[start of Given data]

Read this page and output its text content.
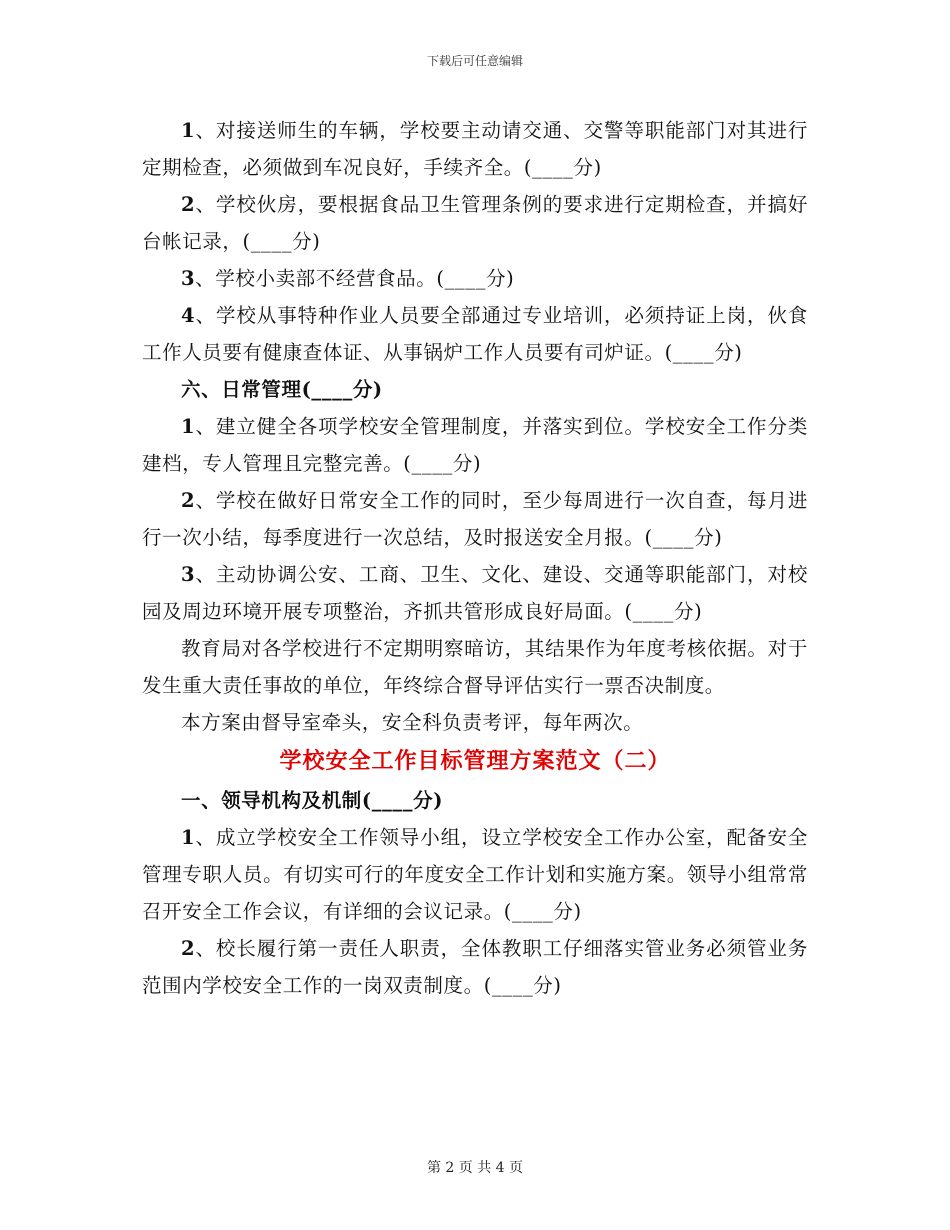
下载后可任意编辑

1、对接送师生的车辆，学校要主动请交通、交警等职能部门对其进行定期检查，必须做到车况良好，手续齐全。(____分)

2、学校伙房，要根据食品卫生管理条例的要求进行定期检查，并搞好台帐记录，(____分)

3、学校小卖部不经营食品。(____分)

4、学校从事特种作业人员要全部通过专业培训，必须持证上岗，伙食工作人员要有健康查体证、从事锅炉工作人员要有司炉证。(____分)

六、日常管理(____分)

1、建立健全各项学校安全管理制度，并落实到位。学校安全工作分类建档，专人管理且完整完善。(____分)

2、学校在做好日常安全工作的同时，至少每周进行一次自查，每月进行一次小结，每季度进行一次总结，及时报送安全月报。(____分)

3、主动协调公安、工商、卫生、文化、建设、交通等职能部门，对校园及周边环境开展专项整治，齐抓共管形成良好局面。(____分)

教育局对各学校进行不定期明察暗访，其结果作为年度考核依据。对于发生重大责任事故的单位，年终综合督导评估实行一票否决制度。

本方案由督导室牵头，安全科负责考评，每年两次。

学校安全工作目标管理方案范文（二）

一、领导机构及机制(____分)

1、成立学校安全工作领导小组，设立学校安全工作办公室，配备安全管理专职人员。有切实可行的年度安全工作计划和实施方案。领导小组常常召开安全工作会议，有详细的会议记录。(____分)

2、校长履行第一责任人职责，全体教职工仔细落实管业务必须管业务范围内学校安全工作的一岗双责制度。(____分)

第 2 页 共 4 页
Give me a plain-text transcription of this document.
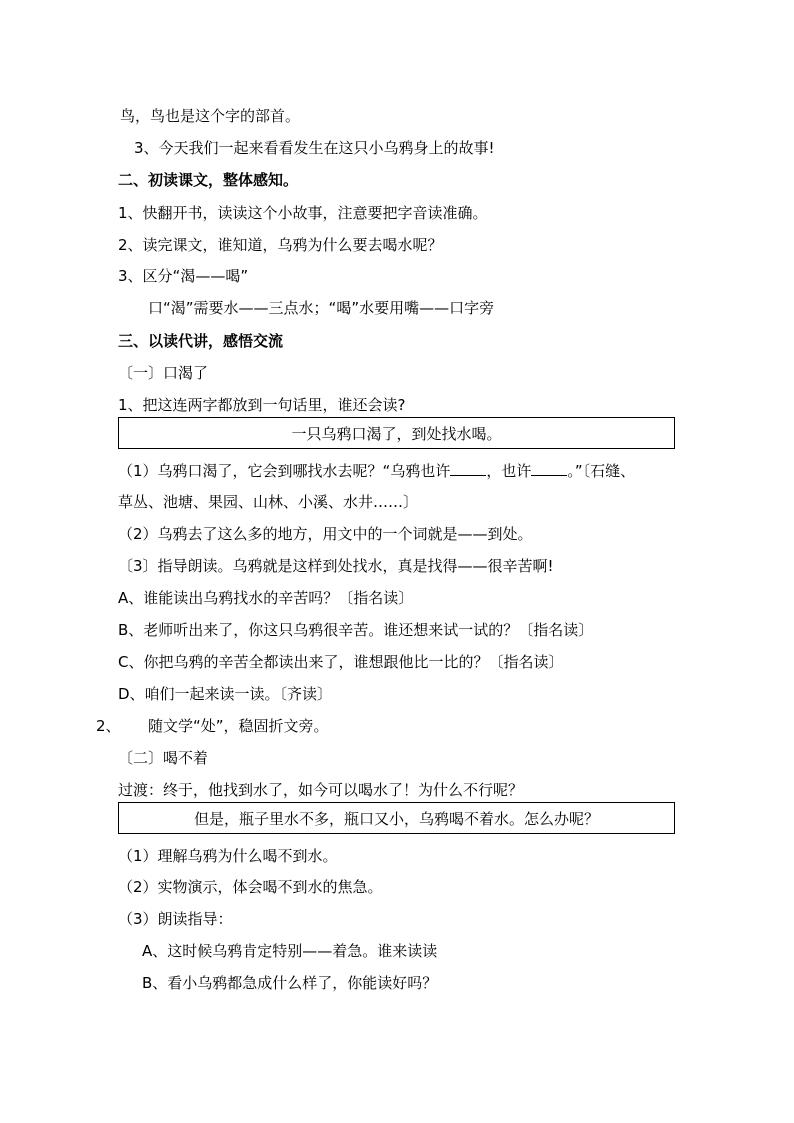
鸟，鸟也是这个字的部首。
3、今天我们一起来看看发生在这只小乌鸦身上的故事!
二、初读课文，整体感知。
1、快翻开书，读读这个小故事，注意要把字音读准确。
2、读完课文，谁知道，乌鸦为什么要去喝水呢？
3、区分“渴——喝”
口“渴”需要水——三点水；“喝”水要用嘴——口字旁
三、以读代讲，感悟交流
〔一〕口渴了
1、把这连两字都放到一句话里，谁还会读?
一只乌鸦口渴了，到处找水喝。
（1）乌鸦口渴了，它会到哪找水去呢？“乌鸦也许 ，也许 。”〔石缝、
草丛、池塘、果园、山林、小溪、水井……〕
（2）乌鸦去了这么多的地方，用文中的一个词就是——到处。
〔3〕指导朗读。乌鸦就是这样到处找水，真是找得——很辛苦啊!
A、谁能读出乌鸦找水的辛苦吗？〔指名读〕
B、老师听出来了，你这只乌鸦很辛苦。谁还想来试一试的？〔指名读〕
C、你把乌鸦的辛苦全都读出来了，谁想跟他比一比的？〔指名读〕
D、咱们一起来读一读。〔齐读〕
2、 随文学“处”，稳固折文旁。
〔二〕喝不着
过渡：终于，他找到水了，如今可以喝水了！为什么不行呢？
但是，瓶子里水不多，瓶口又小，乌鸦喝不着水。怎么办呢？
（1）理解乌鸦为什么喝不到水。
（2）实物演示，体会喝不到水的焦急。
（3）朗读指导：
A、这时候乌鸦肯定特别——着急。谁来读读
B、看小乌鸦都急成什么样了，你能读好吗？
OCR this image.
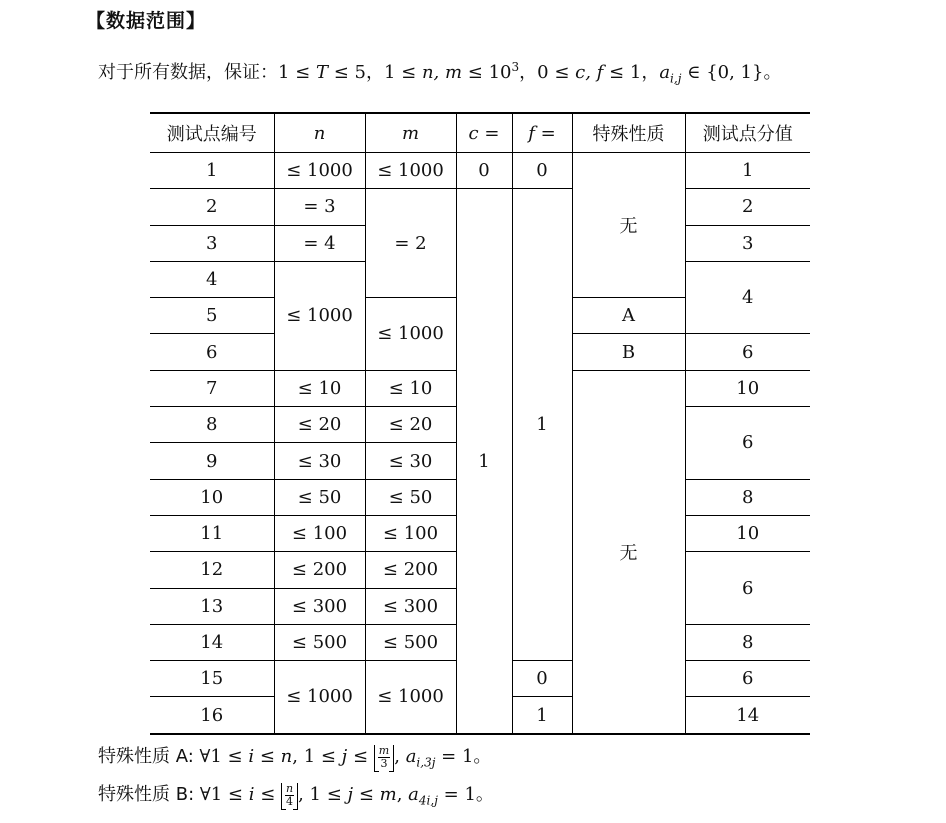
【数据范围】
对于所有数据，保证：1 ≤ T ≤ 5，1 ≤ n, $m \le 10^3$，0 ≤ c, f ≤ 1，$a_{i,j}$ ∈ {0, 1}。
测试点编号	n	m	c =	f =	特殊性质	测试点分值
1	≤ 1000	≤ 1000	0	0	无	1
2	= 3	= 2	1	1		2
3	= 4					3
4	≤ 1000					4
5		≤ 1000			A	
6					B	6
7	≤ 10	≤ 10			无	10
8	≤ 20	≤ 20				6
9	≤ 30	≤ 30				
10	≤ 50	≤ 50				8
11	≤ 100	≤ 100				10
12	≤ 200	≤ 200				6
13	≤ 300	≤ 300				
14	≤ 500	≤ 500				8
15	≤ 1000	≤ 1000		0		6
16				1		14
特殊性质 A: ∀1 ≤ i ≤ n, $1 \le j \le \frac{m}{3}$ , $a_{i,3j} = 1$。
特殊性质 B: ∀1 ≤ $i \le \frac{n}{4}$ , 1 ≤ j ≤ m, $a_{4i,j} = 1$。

[end of Given data]

§ The exercise
Copy the records exactly as they appear, excluding images.

§ Solution for this exercise
Read this page and output its text content.
下载后可任意编辑

1、对接送师生的车辆，学校要主动请交通、交警等职能部门对其进行定期检查，必须做到车况良好，手续齐全。(____分)

2、学校伙房，要根据食品卫生管理条例的要求进行定期检查，并搞好台帐记录，(____分)

3、学校小卖部不经营食品。(____分)

4、学校从事特种作业人员要全部通过专业培训，必须持证上岗，伙食工作人员要有健康查体证、从事锅炉工作人员要有司炉证。(____分)

六、日常管理(____分)

1、建立健全各项学校安全管理制度，并落实到位。学校安全工作分类建档，专人管理且完整完善。(____分)

2、学校在做好日常安全工作的同时，至少每周进行一次自查，每月进行一次小结，每季度进行一次总结，及时报送安全月报。(____分)

3、主动协调公安、工商、卫生、文化、建设、交通等职能部门，对校园及周边环境开展专项整治，齐抓共管形成良好局面。(____分)

教育局对各学校进行不定期明察暗访，其结果作为年度考核依据。对于发生重大责任事故的单位，年终综合督导评估实行一票否决制度。

本方案由督导室牵头，安全科负责考评，每年两次。

学校安全工作目标管理方案范文（二）

一、领导机构及机制(____分)

1、成立学校安全工作领导小组，设立学校安全工作办公室，配备安全管理专职人员。有切实可行的年度安全工作计划和实施方案。领导小组常常召开安全工作会议，有详细的会议记录。(____分)

2、校长履行第一责任人职责，全体教职工仔细落实管业务必须管业务范围内学校安全工作的一岗双责制度。(____分)

第 2 页 共 4 页
Give me a plain-text transcription of this document.
鸟，鸟也是这个字的部首。
3、今天我们一起来看看发生在这只小乌鸦身上的故事!
二、初读课文，整体感知。
1、快翻开书，读读这个小故事，注意要把字音读准确。
2、读完课文，谁知道，乌鸦为什么要去喝水呢？
3、区分“渴——喝”
口“渴”需要水——三点水；“喝”水要用嘴——口字旁
三、以读代讲，感悟交流
〔一〕口渴了
1、把这连两字都放到一句话里，谁还会读?
一只乌鸦口渴了，到处找水喝。
（1）乌鸦口渴了，它会到哪找水去呢？“乌鸦也许 ，也许 。”〔石缝、
草丛、池塘、果园、山林、小溪、水井……〕
（2）乌鸦去了这么多的地方，用文中的一个词就是——到处。
〔3〕指导朗读。乌鸦就是这样到处找水，真是找得——很辛苦啊!
A、谁能读出乌鸦找水的辛苦吗？〔指名读〕
B、老师听出来了，你这只乌鸦很辛苦。谁还想来试一试的？〔指名读〕
C、你把乌鸦的辛苦全都读出来了，谁想跟他比一比的？〔指名读〕
D、咱们一起来读一读。〔齐读〕
2、 随文学“处”，稳固折文旁。
〔二〕喝不着
过渡：终于，他找到水了，如今可以喝水了！为什么不行呢？
但是，瓶子里水不多，瓶口又小，乌鸦喝不着水。怎么办呢？
（1）理解乌鸦为什么喝不到水。
（2）实物演示，体会喝不到水的焦急。
（3）朗读指导：
A、这时候乌鸦肯定特别——着急。谁来读读
B、看小乌鸦都急成什么样了，你能读好吗？
OCR this image.
【数据范围】
对于所有数据，保证：1 ≤ T ≤ 5，1 ≤ n, $m \le 10^3$，0 ≤ c, f ≤ 1，$a_{i,j}$ ∈ {0, 1}。
测试点编号	n	m	c =	f =	特殊性质	测试点分值
1	≤ 1000	≤ 1000	0	0	无	1
2	= 3	= 2	1	1		2
3	= 4					3
4	≤ 1000					4
5		≤ 1000			A	
6					B	6
7	≤ 10	≤ 10			无	10
8	≤ 20	≤ 20				6
9	≤ 30	≤ 30				
10	≤ 50	≤ 50				8
11	≤ 100	≤ 100				10
12	≤ 200	≤ 200				6
13	≤ 300	≤ 300				
14	≤ 500	≤ 500				8
15	≤ 1000	≤ 1000		0		6
16				1		14
特殊性质 A: ∀1 ≤ i ≤ n, $1 \le j \le \frac{m}{3}$ , $a_{i,3j} = 1$。
特殊性质 B: ∀1 ≤ $i \le \frac{n}{4}$ , 1 ≤ j ≤ m, $a_{4i,j} = 1$。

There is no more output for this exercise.